— Start Data shown —

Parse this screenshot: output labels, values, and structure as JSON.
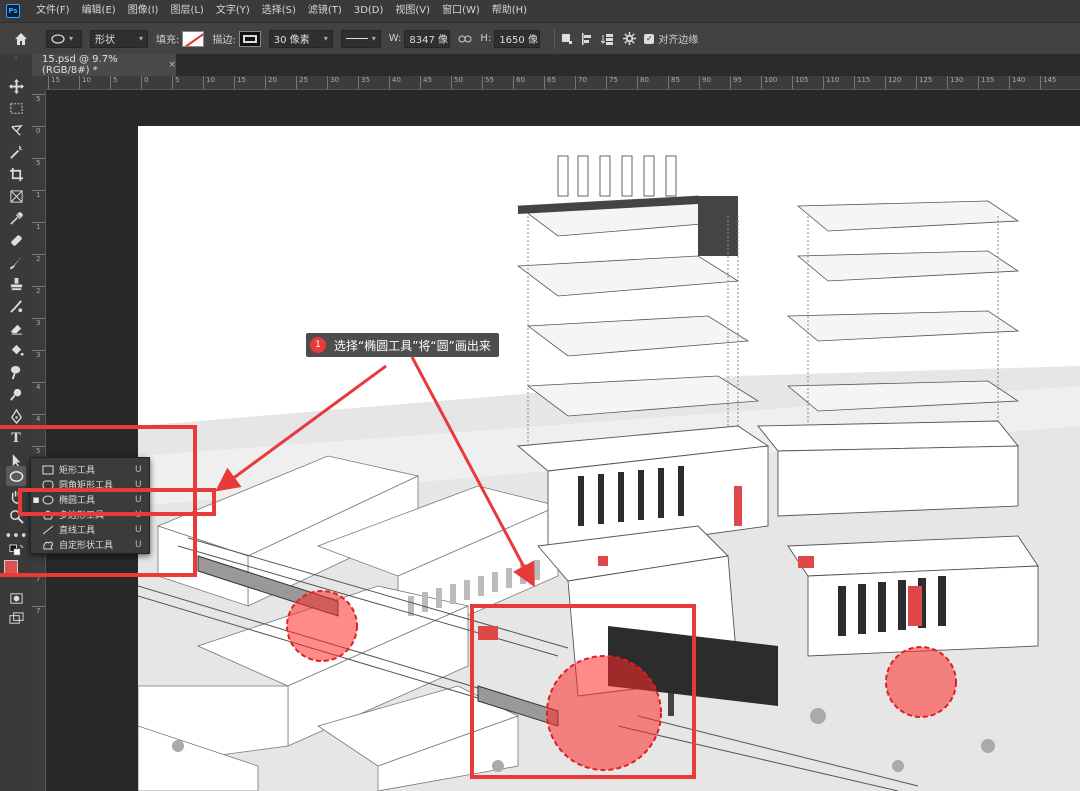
{
  "app": {
    "logo": "Ps"
  },
  "menu": [
    "文件(F)",
    "编辑(E)",
    "图像(I)",
    "图层(L)",
    "文字(Y)",
    "选择(S)",
    "滤镜(T)",
    "3D(D)",
    "视图(V)",
    "窗口(W)",
    "帮助(H)"
  ],
  "options": {
    "mode": "形状",
    "fill_label": "填充:",
    "stroke_label": "描边:",
    "stroke_width": "30 像素",
    "w_label": "W:",
    "w_value": "8347 像",
    "link_icon": "link-icon",
    "h_label": "H:",
    "h_value": "1650 像",
    "align_edges": "对齐边缘",
    "colors": {
      "fill_slash": "#e03030"
    }
  },
  "document_tab": {
    "title": "15.psd @ 9.7%(RGB/8#) *",
    "close": "×"
  },
  "ruler": {
    "h_labels": [
      "15",
      "10",
      "5",
      "0",
      "5",
      "10",
      "15",
      "20",
      "25",
      "30",
      "35",
      "40",
      "45",
      "50",
      "55",
      "60",
      "65",
      "70",
      "75",
      "80",
      "85",
      "90",
      "95",
      "100",
      "105",
      "110",
      "115",
      "120",
      "125",
      "130",
      "135",
      "140",
      "145"
    ],
    "v_labels": [
      "5",
      "0",
      "5",
      "1",
      "1",
      "2",
      "2",
      "3",
      "3",
      "4",
      "4",
      "5",
      "5",
      "6",
      "6",
      "7",
      "7"
    ]
  },
  "flyout": {
    "items": [
      {
        "label": "矩形工具",
        "key": "U",
        "icon": "rectangle-icon",
        "selected": false
      },
      {
        "label": "圆角矩形工具",
        "key": "U",
        "icon": "rounded-rectangle-icon",
        "selected": false
      },
      {
        "label": "椭圆工具",
        "key": "U",
        "icon": "ellipse-icon",
        "selected": true
      },
      {
        "label": "多边形工具",
        "key": "U",
        "icon": "polygon-icon",
        "selected": false
      },
      {
        "label": "直线工具",
        "key": "U",
        "icon": "line-icon",
        "selected": false
      },
      {
        "label": "自定形状工具",
        "key": "U",
        "icon": "custom-shape-icon",
        "selected": false
      }
    ]
  },
  "callout": {
    "number": "1",
    "text": "选择“椭圆工具”将“圆”画出来"
  },
  "colors": {
    "highlight": "#e8393b",
    "foreground": "#e05050",
    "background": "#ffffff"
  }
}
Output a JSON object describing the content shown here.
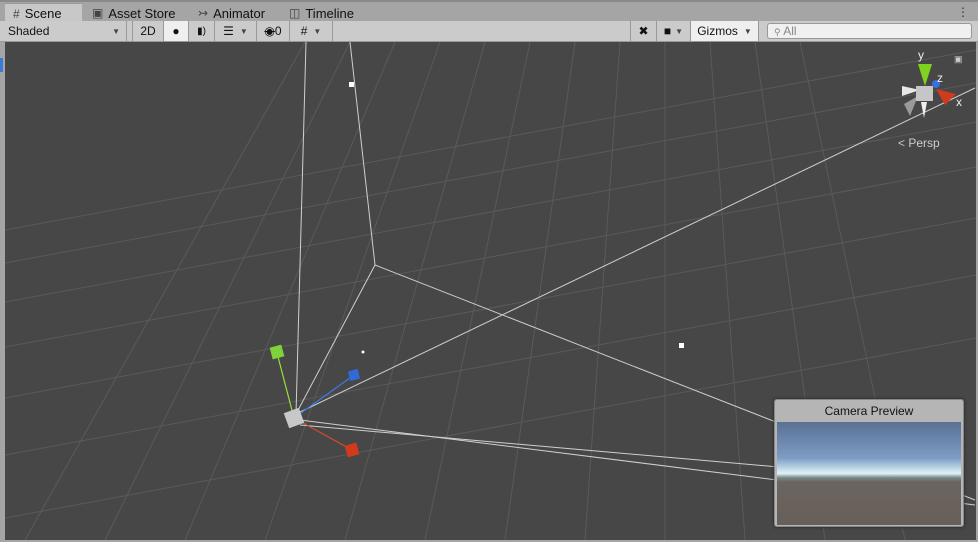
{
  "tabs": [
    {
      "label": "Scene",
      "icon": "grid-icon",
      "active": true
    },
    {
      "label": "Asset Store",
      "icon": "bag-icon"
    },
    {
      "label": "Animator",
      "icon": "animator-icon"
    },
    {
      "label": "Timeline",
      "icon": "film-icon"
    }
  ],
  "toolbar": {
    "draw_mode": "Shaded",
    "twod": "2D",
    "hidden_count": "0",
    "gizmos": "Gizmos",
    "search_placeholder": "All"
  },
  "scene": {
    "projection": "Persp",
    "axes": {
      "x": "x",
      "y": "y",
      "z": "z"
    },
    "camera_preview_title": "Camera Preview"
  }
}
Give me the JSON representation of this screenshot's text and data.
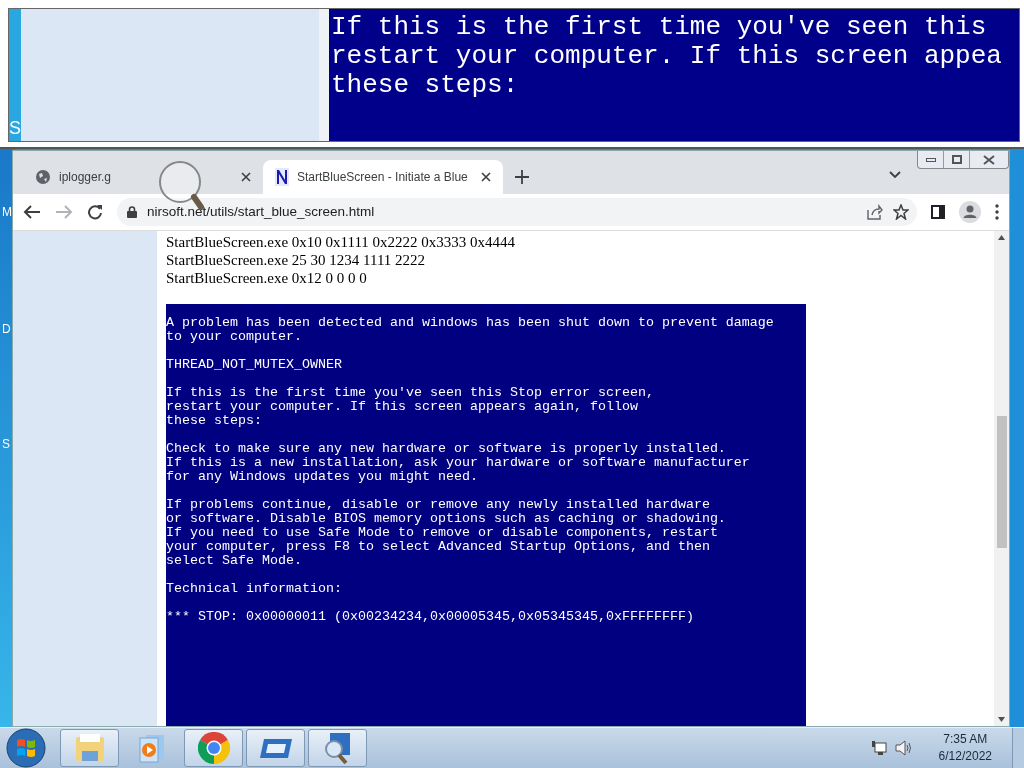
{
  "magnifier": {
    "side_label": "S",
    "lines": [
      "If this is the first time you've seen this",
      "restart your computer. If this screen appea",
      "these steps:"
    ]
  },
  "desktop": {
    "icon_labels": [
      "M",
      "D",
      "S"
    ]
  },
  "browser": {
    "tabs": [
      {
        "title": "iplogger.g",
        "selected": false
      },
      {
        "title": "StartBlueScreen - Initiate a Blue",
        "selected": true
      }
    ],
    "address": "nirsoft.net/utils/start_blue_screen.html",
    "commands": [
      "StartBlueScreen.exe 0x10 0x1111 0x2222 0x3333 0x4444",
      "StartBlueScreen.exe 25 30 1234 1111 2222",
      "StartBlueScreen.exe 0x12 0 0 0 0"
    ],
    "bsod": [
      "A problem has been detected and windows has been shut down to prevent damage\nto your computer.",
      "THREAD_NOT_MUTEX_OWNER",
      "If this is the first time you've seen this Stop error screen,\nrestart your computer. If this screen appears again, follow\nthese steps:",
      "Check to make sure any new hardware or software is properly installed.\nIf this is a new installation, ask your hardware or software manufacturer\nfor any Windows updates you might need.",
      "If problems continue, disable or remove any newly installed hardware\nor software. Disable BIOS memory options such as caching or shadowing.\nIf you need to use Safe Mode to remove or disable components, restart\nyour computer, press F8 to select Advanced Startup Options, and then\nselect Safe Mode.",
      "Technical information:",
      "*** STOP: 0x00000011 (0x00234234,0x00005345,0x05345345,0xFFFFFFFF)"
    ]
  },
  "taskbar": {
    "apps": [
      {
        "kind": "folder",
        "running": true
      },
      {
        "kind": "media",
        "running": false
      },
      {
        "kind": "chrome",
        "running": true
      },
      {
        "kind": "window",
        "running": true
      },
      {
        "kind": "magnifier",
        "running": true
      }
    ],
    "clock": {
      "time": "7:35 AM",
      "date": "6/12/2022"
    }
  }
}
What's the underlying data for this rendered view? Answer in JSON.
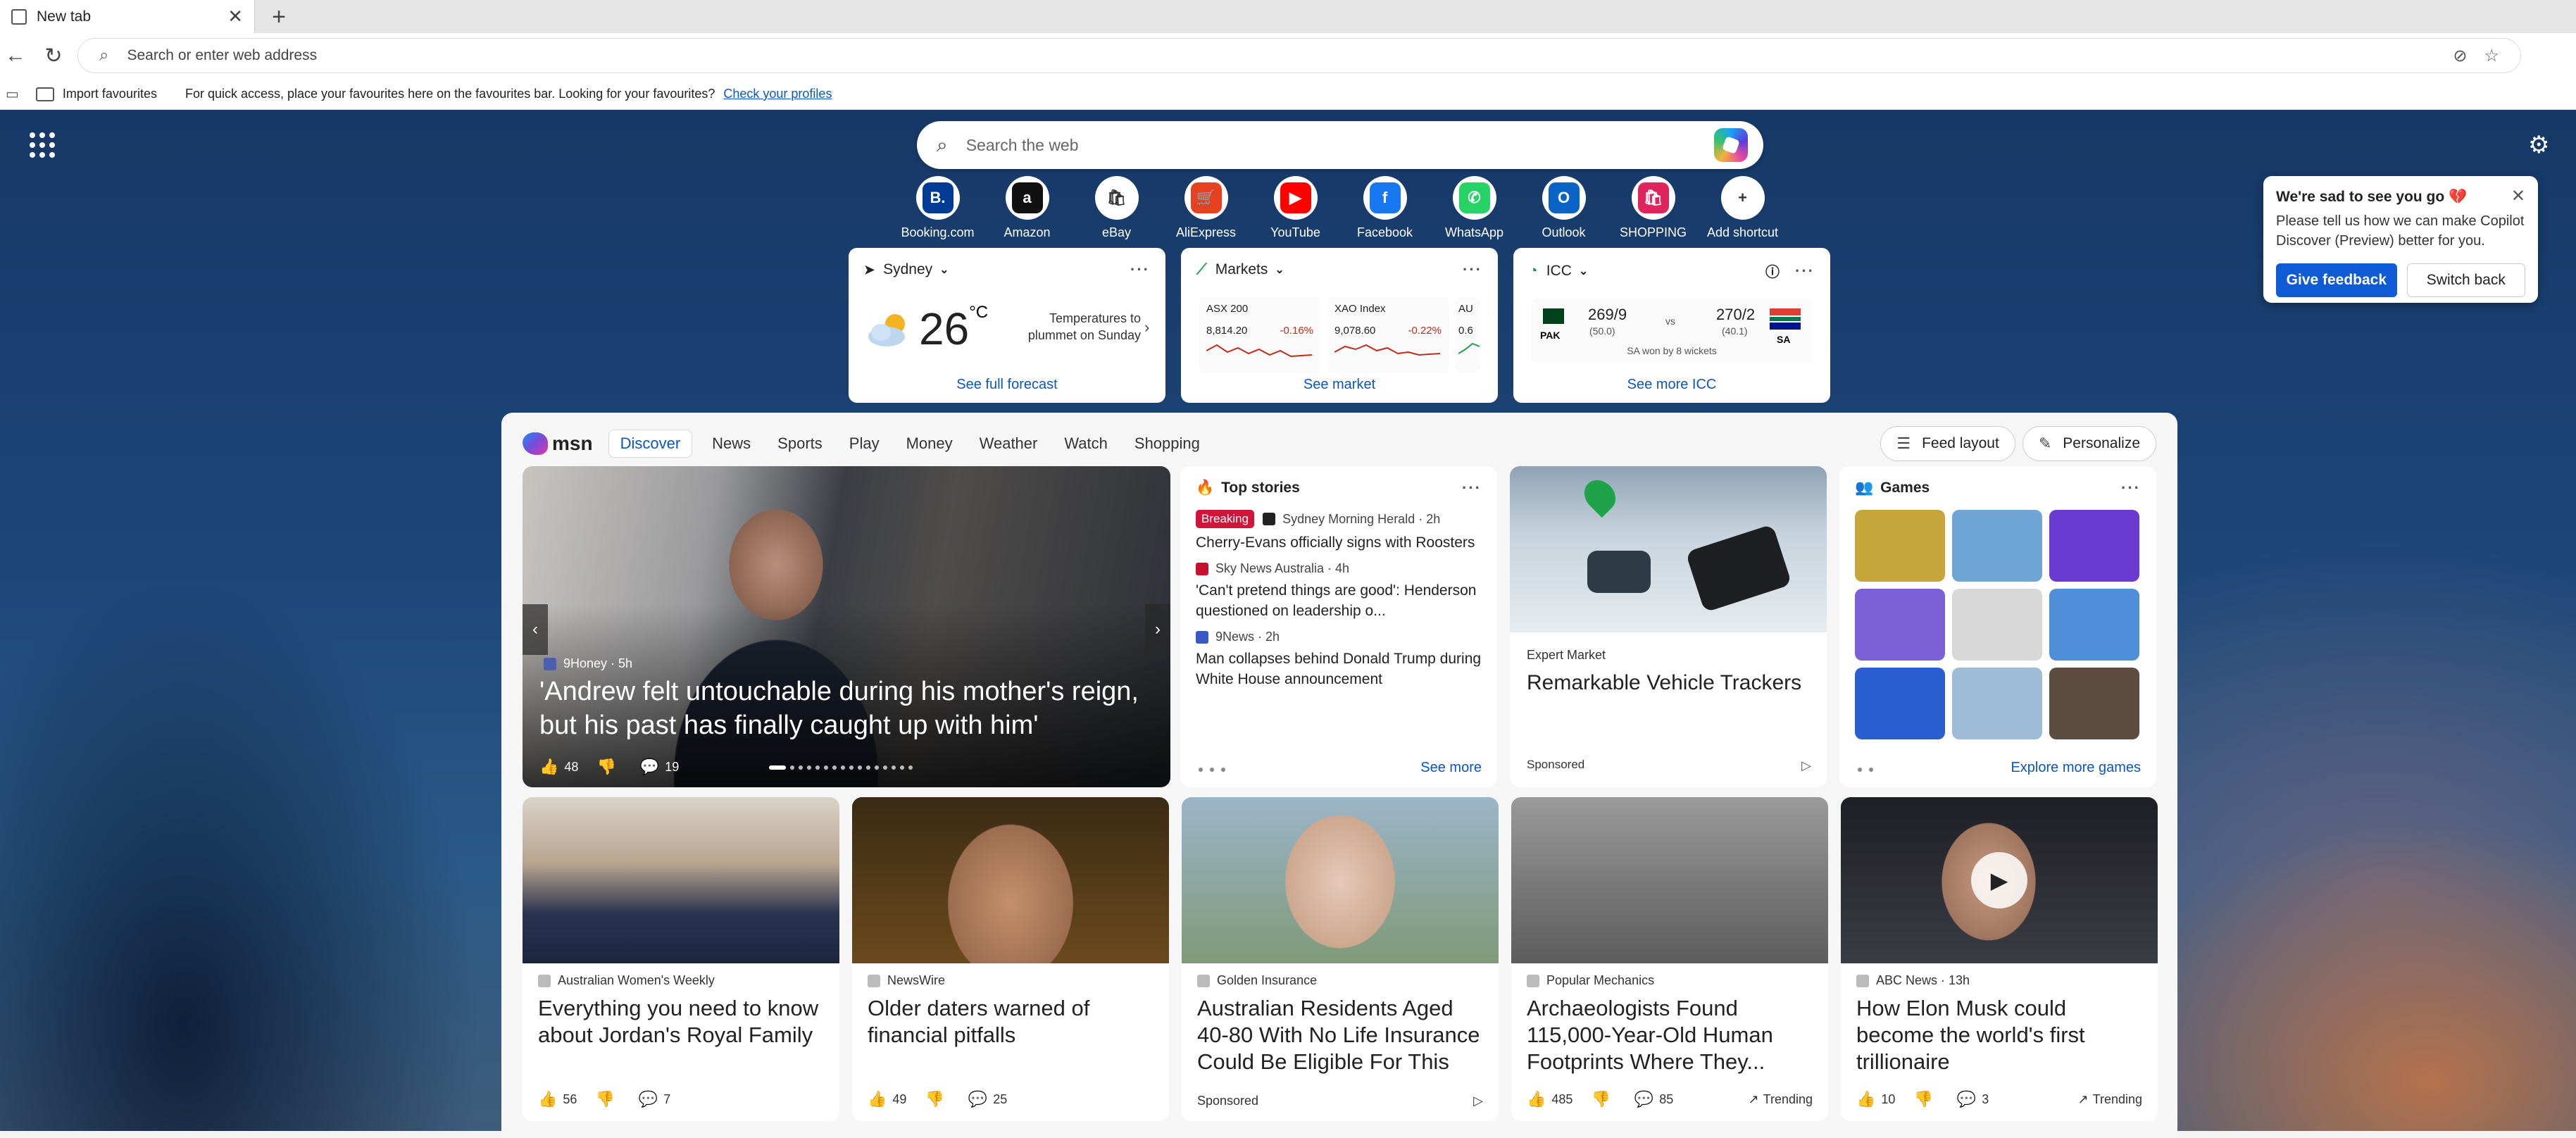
{
  "browser": {
    "tab_title": "New tab",
    "address_placeholder": "Search or enter web address",
    "favbar": {
      "import_label": "Import favourites",
      "message": "For quick access, place your favourites here on the favourites bar. Looking for your favourites?",
      "link": "Check your profiles"
    }
  },
  "search": {
    "placeholder": "Search the web"
  },
  "shortcuts": [
    {
      "label": "Booking.com",
      "glyph": "B.",
      "color": "#003b95"
    },
    {
      "label": "Amazon",
      "glyph": "a",
      "color": "#111111"
    },
    {
      "label": "eBay",
      "glyph": "🛍",
      "color": "#ffffff"
    },
    {
      "label": "AliExpress",
      "glyph": "🛒",
      "color": "#e8411f"
    },
    {
      "label": "YouTube",
      "glyph": "▶",
      "color": "#ff0000"
    },
    {
      "label": "Facebook",
      "glyph": "f",
      "color": "#1877f2"
    },
    {
      "label": "WhatsApp",
      "glyph": "✆",
      "color": "#25d366"
    },
    {
      "label": "Outlook",
      "glyph": "O",
      "color": "#0a64c8"
    },
    {
      "label": "SHOPPING",
      "glyph": "🛍",
      "color": "#e0245e"
    },
    {
      "label": "Add shortcut",
      "glyph": "+",
      "color": "#ffffff"
    }
  ],
  "weather": {
    "location": "Sydney",
    "temp": "26",
    "unit": "°C",
    "note": "Temperatures to plummet on Sunday",
    "link": "See full forecast"
  },
  "markets": {
    "title": "Markets",
    "items": [
      {
        "name": "ASX 200",
        "value": "8,814.20",
        "change": "-0.16%"
      },
      {
        "name": "XAO Index",
        "value": "9,078.60",
        "change": "-0.22%"
      },
      {
        "name": "AU",
        "value": "0.6",
        "change": ""
      }
    ],
    "link": "See market"
  },
  "icc": {
    "title": "ICC",
    "team1": {
      "code": "PAK",
      "score": "269/9",
      "overs": "(50.0)"
    },
    "vs": "vs",
    "team2": {
      "code": "SA",
      "score": "270/2",
      "overs": "(40.1)"
    },
    "result": "SA won by 8 wickets",
    "link": "See more ICC"
  },
  "popup": {
    "title": "We're sad to see you go 💔",
    "body": "Please tell us how we can make Copilot Discover (Preview) better for you.",
    "primary": "Give feedback",
    "secondary": "Switch back"
  },
  "msn": {
    "logo": "msn",
    "tabs": [
      "Discover",
      "News",
      "Sports",
      "Play",
      "Money",
      "Weather",
      "Watch",
      "Shopping"
    ],
    "feed_layout": "Feed layout",
    "personalize": "Personalize"
  },
  "hero": {
    "source": "9Honey · 5h",
    "title": "'Andrew felt untouchable during his mother's reign, but his past has finally caught up with him'",
    "likes": "48",
    "comments": "19"
  },
  "top_stories": {
    "title": "Top stories",
    "badge": "Breaking",
    "items": [
      {
        "source": "Sydney Morning Herald · 2h",
        "headline": "Cherry-Evans officially signs with Roosters"
      },
      {
        "source": "Sky News Australia · 4h",
        "headline": "'Can't pretend things are good': Henderson questioned on leadership o..."
      },
      {
        "source": "9News · 2h",
        "headline": "Man collapses behind Donald Trump during White House announcement"
      }
    ],
    "see_more": "See more"
  },
  "ad": {
    "source": "Expert Market",
    "title": "Remarkable Vehicle Trackers",
    "sponsored": "Sponsored"
  },
  "games": {
    "title": "Games",
    "explore": "Explore more games",
    "tiles": [
      "#c6a63a",
      "#6fa6d6",
      "#6b3bd1",
      "#7a5fd6",
      "#d8d8d8",
      "#4f8fd9",
      "#2b5fd1",
      "#9fbcd6",
      "#5e4b3f"
    ]
  },
  "news": [
    {
      "source": "Australian Women's Weekly",
      "title": "Everything you need to know about Jordan's Royal Family",
      "likes": "56",
      "comments": "7",
      "trend": "",
      "sponsored": ""
    },
    {
      "source": "NewsWire",
      "title": "Older daters warned of financial pitfalls",
      "likes": "49",
      "comments": "25",
      "trend": "",
      "sponsored": ""
    },
    {
      "source": "Golden Insurance",
      "title": "Australian Residents Aged 40-80 With No Life Insurance Could Be Eligible For This",
      "likes": "",
      "comments": "",
      "trend": "",
      "sponsored": "Sponsored"
    },
    {
      "source": "Popular Mechanics",
      "title": "Archaeologists Found 115,000-Year-Old Human Footprints Where They...",
      "likes": "485",
      "comments": "85",
      "trend": "Trending",
      "sponsored": ""
    },
    {
      "source": "ABC News · 13h",
      "title": "How Elon Musk could become the world's first trillionaire",
      "likes": "10",
      "comments": "3",
      "trend": "Trending",
      "sponsored": ""
    }
  ]
}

— End Data shown —

Gather all lines from the records above in which "seen" appears.

      "If this is the first time you've seen this",
      "If this is the first time you've seen this Stop error screen,\nrestart your computer. If this screen appears again, follow\nthese steps:",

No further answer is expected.